Links to some of the resources we used and the website links we mentioned in this episode. 

https://www.nps.gov/gero/index.htm

https://en.wikipedia.org/wiki/George_Rogers_Clark


George Rogers Clark was born on November 19, 1752, near Charlottesville, Virginia, the hometown of Thomas Jefferson. He was the second of 10 children of John and Ann Rogers Clark, who were of English and Scottish ancestry. Five of their six sons became officers during the American Revolutionary War. Their youngest son William wasn’t yet old enough to fight in the war but later found fame as one half of the Lewis and Clark Expedition.

George Clark had little formal education. When he was old enough, he lived with his grandfather who trained him to be a surveyor.

In 1771 at age 19, Clark left home for his first surveying trip into western Virginia. The following year, he made his first trip into Kentucky and spent the next two years surveying the Kanawha River region, as well as learning about the area’s natural history and customs of the various tribes of Indians who lived there.
· · · · ·
REQUIRED WORK:
**1)** Answer these questions about the passage on George Rogers Clark, one per line:
(a) On what date and near which town was Clark born?
(b) Who trained Clark to be a surveyor?
(c) Which river region did Clark spend two years surveying?
**2)** Can you sum up the passage on George Rogers Clark in two sentences?
· · · · ·
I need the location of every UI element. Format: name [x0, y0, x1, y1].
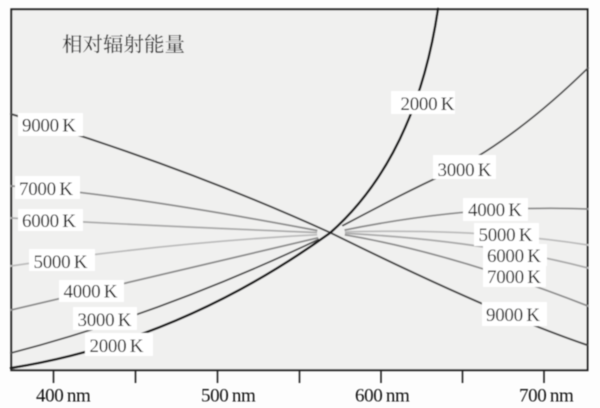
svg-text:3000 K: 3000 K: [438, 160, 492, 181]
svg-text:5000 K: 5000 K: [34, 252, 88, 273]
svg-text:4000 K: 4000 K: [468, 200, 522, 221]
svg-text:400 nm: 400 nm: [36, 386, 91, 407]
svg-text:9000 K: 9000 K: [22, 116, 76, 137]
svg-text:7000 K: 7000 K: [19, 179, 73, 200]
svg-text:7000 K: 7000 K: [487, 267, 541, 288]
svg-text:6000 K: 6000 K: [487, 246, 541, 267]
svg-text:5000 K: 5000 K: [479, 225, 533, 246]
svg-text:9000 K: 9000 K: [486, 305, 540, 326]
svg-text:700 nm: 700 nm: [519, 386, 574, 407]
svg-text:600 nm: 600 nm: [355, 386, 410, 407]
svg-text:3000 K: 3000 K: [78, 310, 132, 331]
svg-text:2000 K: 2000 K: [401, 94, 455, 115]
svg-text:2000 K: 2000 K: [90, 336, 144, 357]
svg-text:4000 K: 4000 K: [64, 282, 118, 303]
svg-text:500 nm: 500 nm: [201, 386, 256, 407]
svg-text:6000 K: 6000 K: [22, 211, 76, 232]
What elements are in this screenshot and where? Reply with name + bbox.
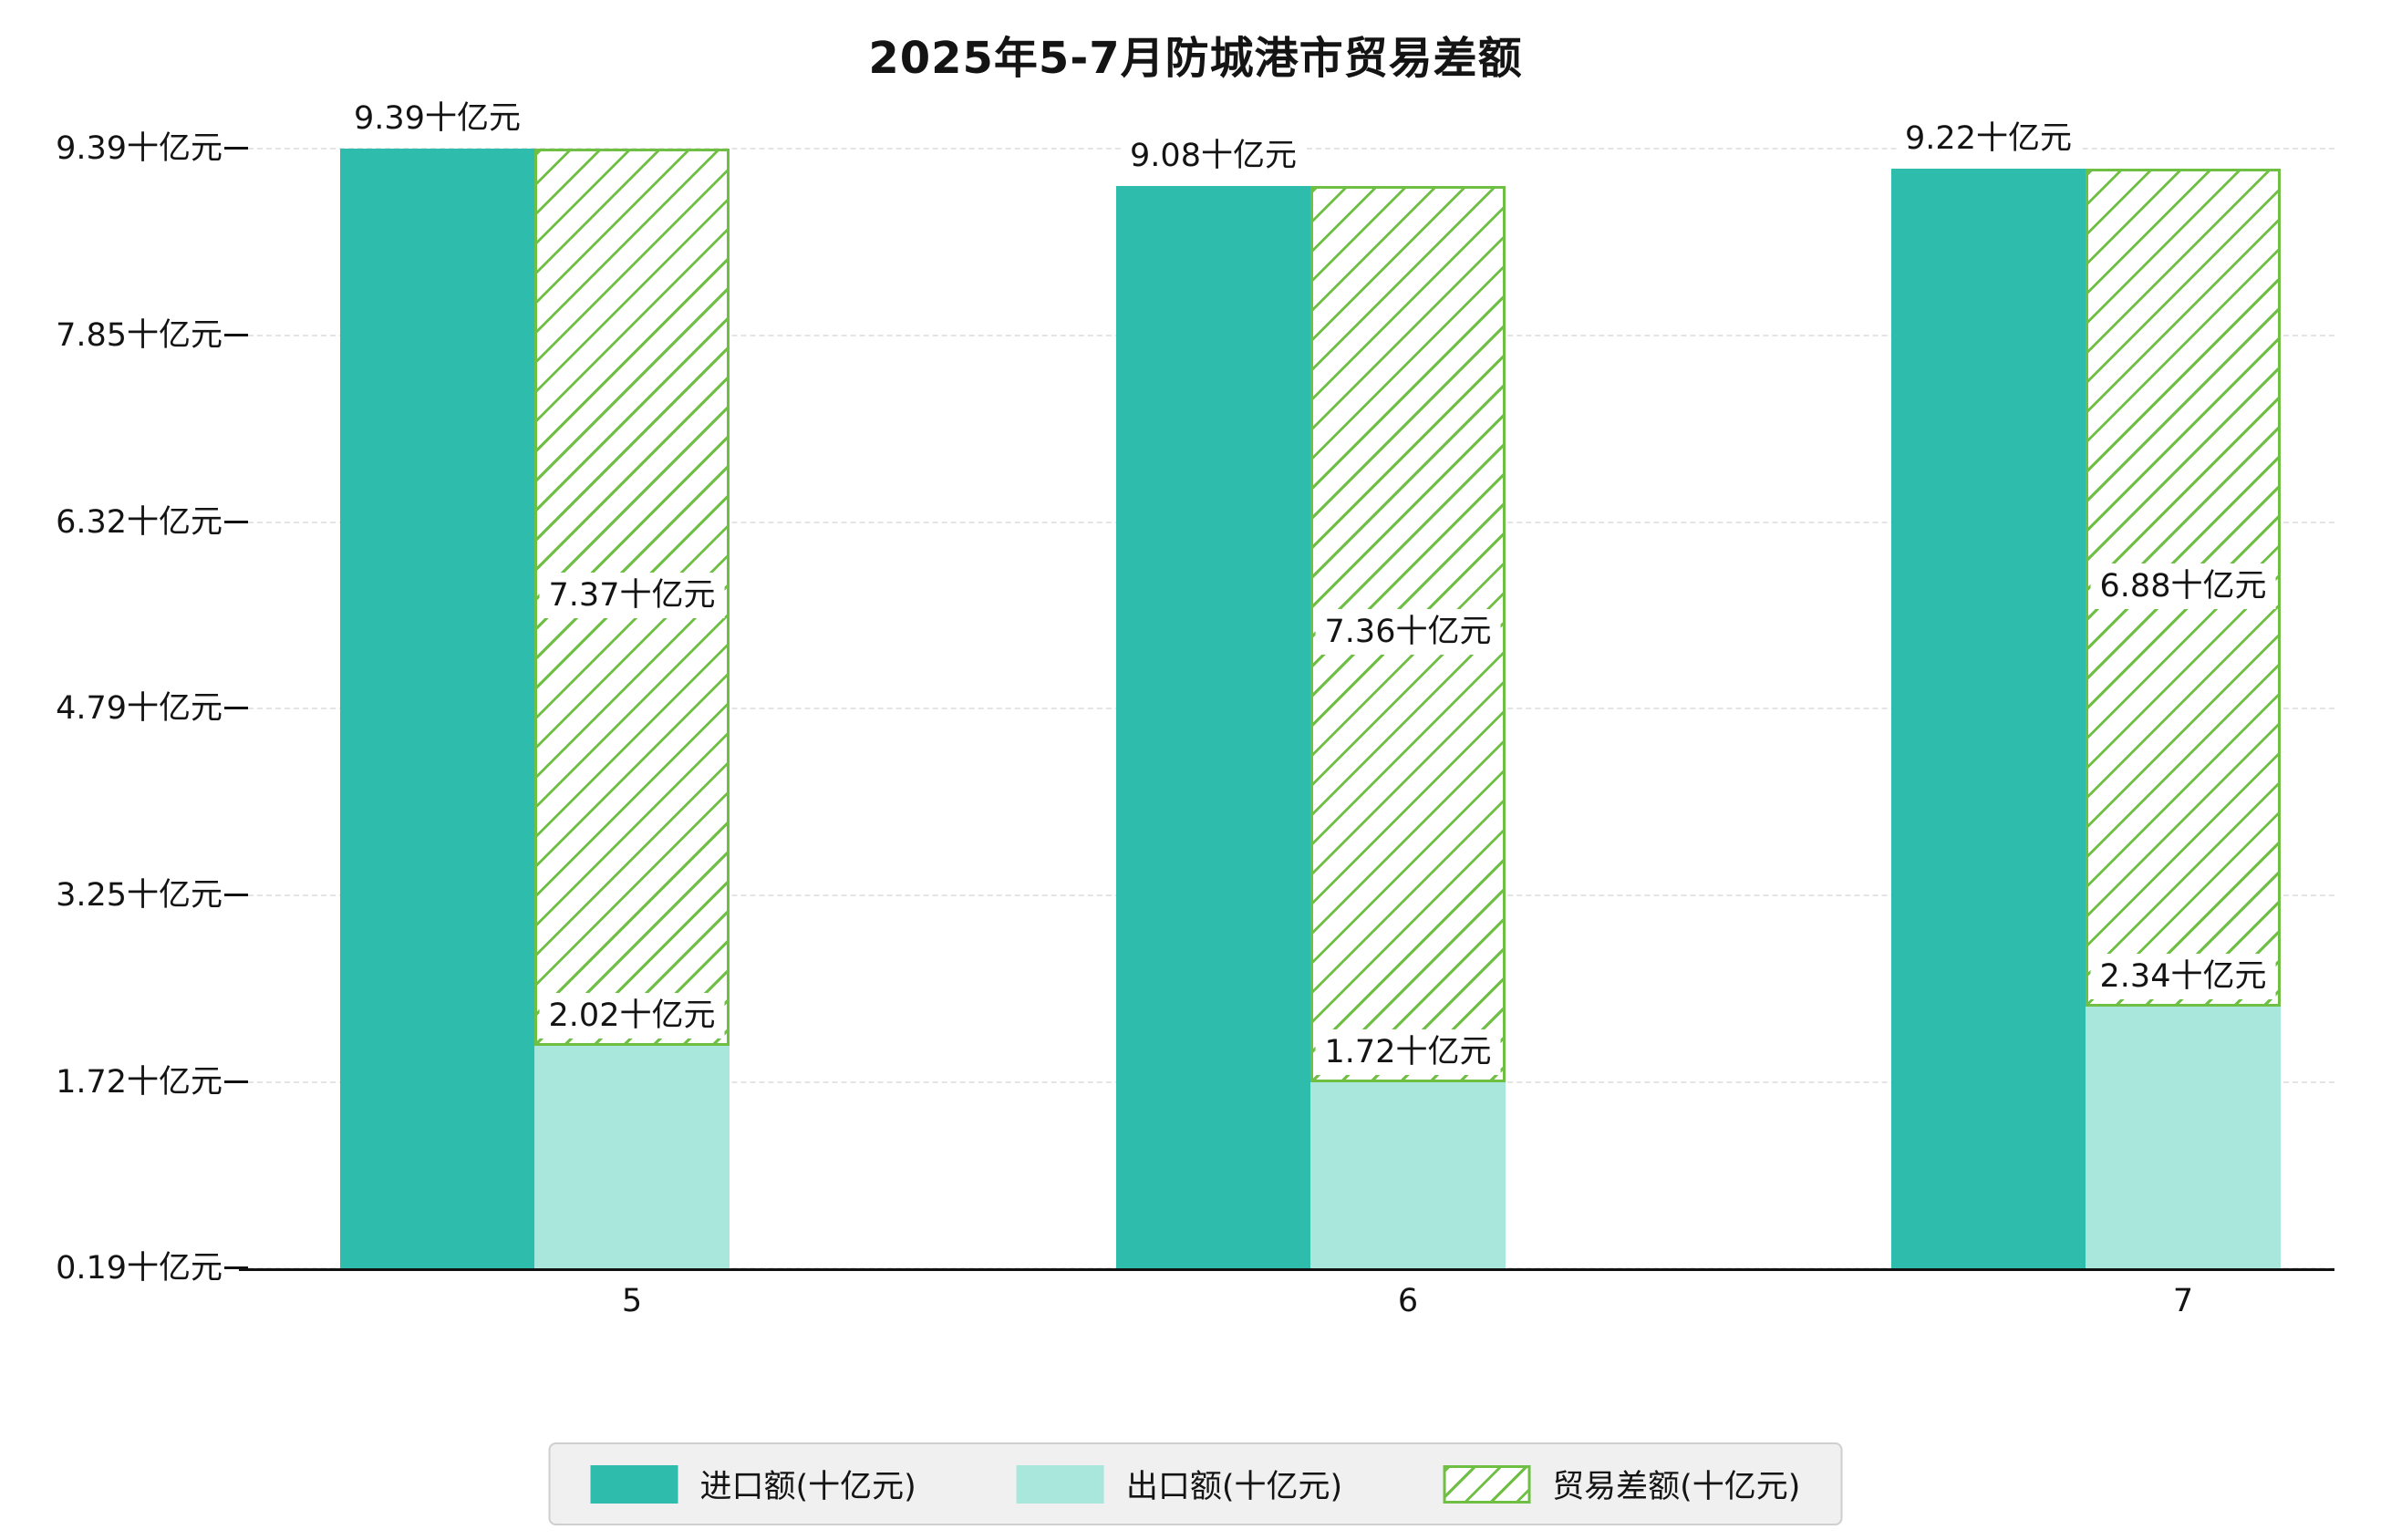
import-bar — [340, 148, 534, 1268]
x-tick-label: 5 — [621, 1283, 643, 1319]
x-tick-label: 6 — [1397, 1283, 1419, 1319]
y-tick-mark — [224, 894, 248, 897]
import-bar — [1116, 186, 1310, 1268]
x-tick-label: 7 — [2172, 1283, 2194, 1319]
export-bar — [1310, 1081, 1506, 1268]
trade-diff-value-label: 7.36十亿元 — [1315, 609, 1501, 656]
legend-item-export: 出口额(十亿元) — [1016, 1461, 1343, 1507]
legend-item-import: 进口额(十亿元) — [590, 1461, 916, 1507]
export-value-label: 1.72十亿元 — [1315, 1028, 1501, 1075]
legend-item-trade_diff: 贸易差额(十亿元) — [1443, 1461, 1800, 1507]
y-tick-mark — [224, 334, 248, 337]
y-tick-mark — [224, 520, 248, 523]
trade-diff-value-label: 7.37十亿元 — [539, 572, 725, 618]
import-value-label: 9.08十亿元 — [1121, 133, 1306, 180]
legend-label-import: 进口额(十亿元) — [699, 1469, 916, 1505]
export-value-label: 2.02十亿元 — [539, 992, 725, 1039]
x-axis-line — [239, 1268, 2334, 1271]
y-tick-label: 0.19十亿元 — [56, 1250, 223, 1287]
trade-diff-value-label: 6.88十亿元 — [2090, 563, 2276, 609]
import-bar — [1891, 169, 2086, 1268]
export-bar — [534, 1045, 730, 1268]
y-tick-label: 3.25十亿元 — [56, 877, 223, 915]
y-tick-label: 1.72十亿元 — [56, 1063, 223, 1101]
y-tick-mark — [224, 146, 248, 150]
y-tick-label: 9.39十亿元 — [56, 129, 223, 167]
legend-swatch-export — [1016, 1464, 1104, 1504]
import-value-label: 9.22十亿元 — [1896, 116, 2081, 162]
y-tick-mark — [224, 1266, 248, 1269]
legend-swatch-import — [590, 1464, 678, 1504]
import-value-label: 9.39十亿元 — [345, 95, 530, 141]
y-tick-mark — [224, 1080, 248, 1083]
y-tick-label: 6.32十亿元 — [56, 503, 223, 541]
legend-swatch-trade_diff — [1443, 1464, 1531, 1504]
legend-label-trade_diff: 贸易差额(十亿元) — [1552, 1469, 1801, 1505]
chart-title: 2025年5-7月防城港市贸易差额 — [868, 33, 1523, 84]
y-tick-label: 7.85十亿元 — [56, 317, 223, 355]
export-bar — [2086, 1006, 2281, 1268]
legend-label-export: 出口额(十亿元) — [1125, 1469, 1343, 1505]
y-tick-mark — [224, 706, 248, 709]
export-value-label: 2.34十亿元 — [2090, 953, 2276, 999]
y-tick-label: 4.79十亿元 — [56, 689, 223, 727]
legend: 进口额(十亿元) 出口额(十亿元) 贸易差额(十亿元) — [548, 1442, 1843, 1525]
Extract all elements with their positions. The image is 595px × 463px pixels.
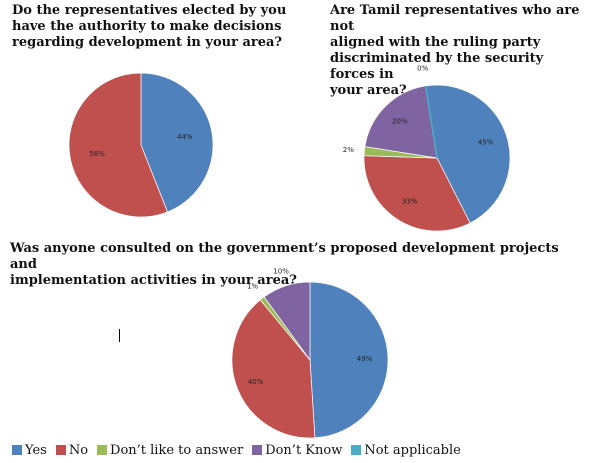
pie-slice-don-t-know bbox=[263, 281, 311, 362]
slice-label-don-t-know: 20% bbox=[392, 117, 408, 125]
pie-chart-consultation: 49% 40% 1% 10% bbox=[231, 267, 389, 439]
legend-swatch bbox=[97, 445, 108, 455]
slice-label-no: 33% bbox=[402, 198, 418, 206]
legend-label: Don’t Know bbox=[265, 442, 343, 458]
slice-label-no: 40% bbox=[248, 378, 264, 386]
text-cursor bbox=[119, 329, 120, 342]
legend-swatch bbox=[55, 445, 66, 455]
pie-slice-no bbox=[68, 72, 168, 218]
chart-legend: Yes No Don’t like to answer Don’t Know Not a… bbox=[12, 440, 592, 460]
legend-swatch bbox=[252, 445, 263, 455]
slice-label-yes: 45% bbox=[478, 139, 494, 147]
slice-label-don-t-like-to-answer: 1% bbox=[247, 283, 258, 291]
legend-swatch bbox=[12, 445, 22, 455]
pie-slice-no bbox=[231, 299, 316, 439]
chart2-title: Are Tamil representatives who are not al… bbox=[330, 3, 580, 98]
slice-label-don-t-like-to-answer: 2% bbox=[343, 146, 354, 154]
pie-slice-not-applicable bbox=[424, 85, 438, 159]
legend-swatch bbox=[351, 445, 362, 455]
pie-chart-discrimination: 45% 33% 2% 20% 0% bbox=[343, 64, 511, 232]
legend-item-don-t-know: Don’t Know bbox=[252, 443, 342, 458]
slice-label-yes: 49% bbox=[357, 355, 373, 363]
· · · · ·
PER-TASK OUTPUTS:
**1)**
(a) November 19, 1752, near Charlottesville, Virginia.
(b) His grandfather.
(c) The Kanawha River region.

**2)** George Rogers Clark was born in 1752 near Charlottesville, Virginia, the second of 10 children in a family where five of six sons became Revolutionary War officers and the youngest, William, later joined the Lewis and Clark Expedition. With little formal education, he was trained as a surveyor by his grandfather and, from 1771, surveyed western Virginia and the Kanawha River region while learning about the area's natural history and the customs of the Indian tribes living there.